_PROBLEM DESCRIPTION_
Extract each line containing the string "date".

_TASK INPUTS_
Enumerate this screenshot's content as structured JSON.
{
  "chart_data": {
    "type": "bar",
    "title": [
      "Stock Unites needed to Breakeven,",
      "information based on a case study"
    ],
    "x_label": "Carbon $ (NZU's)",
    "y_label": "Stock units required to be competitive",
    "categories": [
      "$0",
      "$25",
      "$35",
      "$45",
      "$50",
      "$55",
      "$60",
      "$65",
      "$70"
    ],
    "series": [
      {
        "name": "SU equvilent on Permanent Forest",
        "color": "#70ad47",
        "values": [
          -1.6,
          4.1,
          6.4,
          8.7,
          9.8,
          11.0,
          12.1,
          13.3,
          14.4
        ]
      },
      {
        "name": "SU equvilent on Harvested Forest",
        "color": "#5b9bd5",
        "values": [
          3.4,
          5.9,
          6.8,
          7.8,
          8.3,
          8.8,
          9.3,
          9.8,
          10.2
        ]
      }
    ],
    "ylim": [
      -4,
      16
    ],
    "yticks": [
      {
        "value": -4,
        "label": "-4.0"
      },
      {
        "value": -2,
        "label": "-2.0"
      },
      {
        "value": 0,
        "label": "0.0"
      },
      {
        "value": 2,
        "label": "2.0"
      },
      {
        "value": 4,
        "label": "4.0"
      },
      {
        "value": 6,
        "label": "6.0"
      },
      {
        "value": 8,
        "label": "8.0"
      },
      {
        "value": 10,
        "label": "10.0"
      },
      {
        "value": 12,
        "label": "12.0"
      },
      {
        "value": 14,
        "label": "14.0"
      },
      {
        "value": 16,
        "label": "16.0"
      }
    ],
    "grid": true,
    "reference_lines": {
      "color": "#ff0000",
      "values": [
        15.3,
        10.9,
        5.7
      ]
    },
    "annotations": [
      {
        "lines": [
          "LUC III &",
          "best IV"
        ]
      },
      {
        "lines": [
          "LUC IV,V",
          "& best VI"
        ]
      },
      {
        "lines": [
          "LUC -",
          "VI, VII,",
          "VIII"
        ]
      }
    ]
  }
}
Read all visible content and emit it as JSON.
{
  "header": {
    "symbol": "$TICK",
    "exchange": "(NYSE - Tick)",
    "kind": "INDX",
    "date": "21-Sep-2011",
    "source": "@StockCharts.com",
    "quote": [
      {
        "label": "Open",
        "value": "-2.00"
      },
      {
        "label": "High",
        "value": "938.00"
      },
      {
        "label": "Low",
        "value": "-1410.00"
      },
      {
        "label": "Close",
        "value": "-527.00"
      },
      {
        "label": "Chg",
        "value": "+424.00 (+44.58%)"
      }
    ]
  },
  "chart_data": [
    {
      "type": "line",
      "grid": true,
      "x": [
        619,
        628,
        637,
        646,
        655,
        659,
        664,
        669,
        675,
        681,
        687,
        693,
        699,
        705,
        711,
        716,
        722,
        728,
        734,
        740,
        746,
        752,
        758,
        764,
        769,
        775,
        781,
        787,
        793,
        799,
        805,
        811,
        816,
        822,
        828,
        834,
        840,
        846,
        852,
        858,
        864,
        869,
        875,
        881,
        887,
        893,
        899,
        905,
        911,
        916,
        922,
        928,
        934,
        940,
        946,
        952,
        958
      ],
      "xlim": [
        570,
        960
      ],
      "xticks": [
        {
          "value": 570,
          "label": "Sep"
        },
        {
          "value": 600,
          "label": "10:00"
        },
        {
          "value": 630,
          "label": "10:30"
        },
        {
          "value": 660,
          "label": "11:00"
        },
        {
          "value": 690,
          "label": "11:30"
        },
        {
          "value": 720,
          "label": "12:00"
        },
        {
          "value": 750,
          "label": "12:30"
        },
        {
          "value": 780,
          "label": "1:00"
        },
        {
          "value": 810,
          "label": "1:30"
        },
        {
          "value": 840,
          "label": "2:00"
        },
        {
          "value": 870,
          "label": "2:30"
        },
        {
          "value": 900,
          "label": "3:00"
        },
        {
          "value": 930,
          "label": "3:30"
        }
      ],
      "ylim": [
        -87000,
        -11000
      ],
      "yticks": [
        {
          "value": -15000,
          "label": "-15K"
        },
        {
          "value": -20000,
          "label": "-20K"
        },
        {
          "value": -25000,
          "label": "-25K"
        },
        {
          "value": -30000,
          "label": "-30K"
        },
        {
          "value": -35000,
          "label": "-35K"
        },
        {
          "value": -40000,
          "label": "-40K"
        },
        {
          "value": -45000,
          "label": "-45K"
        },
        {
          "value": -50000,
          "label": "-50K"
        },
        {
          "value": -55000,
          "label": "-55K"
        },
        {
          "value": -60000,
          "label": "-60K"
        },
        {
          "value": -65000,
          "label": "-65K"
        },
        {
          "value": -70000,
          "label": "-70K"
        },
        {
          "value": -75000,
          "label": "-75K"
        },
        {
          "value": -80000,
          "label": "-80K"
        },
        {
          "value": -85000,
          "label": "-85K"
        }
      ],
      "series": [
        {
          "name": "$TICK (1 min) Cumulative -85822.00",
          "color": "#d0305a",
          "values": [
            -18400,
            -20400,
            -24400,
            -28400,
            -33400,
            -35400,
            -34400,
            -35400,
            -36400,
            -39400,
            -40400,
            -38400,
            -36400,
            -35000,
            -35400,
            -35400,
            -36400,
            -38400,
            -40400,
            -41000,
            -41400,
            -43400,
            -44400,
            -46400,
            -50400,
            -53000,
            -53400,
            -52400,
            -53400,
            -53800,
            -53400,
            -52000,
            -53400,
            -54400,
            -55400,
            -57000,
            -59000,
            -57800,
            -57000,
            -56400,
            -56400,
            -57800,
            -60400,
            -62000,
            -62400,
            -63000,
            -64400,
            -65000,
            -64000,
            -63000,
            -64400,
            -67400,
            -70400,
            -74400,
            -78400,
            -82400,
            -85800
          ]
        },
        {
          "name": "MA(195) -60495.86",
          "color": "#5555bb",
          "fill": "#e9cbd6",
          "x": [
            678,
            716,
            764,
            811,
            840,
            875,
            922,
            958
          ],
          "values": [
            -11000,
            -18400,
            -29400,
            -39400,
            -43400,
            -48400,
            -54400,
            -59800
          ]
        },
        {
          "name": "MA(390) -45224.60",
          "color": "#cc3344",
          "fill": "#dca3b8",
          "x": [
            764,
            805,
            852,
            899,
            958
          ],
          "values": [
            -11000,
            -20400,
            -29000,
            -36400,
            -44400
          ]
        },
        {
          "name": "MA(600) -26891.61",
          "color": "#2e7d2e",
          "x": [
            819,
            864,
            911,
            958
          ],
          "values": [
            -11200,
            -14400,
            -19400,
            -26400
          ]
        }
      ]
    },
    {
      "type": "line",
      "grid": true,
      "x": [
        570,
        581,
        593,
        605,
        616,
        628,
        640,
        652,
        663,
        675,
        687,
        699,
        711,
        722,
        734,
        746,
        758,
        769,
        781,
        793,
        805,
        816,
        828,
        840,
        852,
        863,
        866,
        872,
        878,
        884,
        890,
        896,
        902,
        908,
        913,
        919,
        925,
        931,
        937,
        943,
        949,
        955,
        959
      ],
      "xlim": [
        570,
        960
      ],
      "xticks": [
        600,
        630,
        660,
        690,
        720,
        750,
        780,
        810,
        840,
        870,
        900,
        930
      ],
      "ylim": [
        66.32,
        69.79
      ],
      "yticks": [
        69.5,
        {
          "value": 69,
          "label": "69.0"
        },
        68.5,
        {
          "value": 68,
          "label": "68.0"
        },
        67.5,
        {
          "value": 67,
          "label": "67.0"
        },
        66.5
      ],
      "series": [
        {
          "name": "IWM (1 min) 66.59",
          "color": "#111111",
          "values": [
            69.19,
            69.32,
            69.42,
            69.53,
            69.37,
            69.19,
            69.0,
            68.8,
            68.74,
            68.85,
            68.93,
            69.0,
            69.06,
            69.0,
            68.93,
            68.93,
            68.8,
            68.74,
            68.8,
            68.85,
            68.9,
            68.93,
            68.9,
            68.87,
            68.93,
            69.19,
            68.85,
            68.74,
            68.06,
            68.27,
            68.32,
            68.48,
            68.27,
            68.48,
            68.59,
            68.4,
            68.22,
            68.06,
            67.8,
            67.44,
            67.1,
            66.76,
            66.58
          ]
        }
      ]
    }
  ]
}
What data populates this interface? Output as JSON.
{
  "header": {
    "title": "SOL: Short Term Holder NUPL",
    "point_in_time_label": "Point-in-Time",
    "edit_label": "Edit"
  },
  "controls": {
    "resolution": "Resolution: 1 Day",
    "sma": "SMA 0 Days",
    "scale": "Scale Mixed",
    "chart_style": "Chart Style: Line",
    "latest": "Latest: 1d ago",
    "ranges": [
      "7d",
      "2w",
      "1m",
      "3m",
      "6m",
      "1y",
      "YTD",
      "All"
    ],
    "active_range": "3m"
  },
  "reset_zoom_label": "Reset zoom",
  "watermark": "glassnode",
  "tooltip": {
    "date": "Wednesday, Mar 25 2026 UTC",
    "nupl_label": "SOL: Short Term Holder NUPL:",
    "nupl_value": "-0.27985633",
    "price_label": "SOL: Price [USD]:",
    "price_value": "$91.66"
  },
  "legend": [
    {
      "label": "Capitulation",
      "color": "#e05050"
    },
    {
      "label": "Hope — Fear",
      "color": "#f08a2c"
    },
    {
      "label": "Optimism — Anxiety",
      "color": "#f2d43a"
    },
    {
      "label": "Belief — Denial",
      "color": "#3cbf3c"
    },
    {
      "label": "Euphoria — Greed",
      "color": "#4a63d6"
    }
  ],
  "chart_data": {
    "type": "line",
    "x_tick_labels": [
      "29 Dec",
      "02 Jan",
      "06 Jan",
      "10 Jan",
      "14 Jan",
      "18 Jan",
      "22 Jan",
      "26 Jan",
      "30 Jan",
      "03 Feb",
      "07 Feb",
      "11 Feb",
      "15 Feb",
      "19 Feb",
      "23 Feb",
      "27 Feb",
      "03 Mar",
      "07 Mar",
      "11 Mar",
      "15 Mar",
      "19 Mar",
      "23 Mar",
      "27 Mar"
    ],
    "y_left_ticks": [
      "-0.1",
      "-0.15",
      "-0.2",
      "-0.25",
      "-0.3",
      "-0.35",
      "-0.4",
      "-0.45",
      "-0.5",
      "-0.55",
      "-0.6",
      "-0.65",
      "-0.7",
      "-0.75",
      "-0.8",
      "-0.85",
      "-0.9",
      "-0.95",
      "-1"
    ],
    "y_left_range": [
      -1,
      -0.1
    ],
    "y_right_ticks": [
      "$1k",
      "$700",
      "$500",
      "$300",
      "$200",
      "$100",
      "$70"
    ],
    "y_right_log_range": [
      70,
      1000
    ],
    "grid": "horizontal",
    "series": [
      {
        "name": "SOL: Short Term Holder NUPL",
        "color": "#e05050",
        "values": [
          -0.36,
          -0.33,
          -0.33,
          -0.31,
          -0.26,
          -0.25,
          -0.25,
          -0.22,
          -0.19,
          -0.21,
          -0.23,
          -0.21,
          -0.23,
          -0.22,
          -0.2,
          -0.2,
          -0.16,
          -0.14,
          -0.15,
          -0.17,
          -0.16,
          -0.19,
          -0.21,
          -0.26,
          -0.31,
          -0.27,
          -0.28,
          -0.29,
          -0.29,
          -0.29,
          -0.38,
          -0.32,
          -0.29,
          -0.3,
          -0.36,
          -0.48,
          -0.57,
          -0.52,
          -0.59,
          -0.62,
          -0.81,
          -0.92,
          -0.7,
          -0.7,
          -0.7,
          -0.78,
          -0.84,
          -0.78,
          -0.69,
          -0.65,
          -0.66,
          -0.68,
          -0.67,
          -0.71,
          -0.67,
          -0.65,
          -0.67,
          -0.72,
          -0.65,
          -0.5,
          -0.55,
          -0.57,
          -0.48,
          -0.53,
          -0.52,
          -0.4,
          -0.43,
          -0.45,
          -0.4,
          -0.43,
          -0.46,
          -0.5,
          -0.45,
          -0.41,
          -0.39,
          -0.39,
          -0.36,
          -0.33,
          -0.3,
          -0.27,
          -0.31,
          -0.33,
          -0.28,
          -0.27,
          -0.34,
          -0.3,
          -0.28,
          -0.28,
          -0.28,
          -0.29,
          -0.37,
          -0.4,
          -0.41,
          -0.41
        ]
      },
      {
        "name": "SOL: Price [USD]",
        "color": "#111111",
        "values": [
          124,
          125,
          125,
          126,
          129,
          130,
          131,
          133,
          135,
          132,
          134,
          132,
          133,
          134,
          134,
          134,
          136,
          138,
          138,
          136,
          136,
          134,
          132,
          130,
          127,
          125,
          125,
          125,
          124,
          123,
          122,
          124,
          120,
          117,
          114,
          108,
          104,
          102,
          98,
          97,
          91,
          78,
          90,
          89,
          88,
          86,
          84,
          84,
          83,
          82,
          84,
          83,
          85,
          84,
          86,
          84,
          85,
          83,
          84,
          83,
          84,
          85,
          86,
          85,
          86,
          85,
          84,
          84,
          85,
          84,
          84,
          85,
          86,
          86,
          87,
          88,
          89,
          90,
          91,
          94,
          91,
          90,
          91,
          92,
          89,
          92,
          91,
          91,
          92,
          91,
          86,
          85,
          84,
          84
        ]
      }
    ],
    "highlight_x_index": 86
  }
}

_THE OUTPUT_
    "date": "21-Sep-2011",
    "date": "Wednesday, Mar 25 2026 UTC",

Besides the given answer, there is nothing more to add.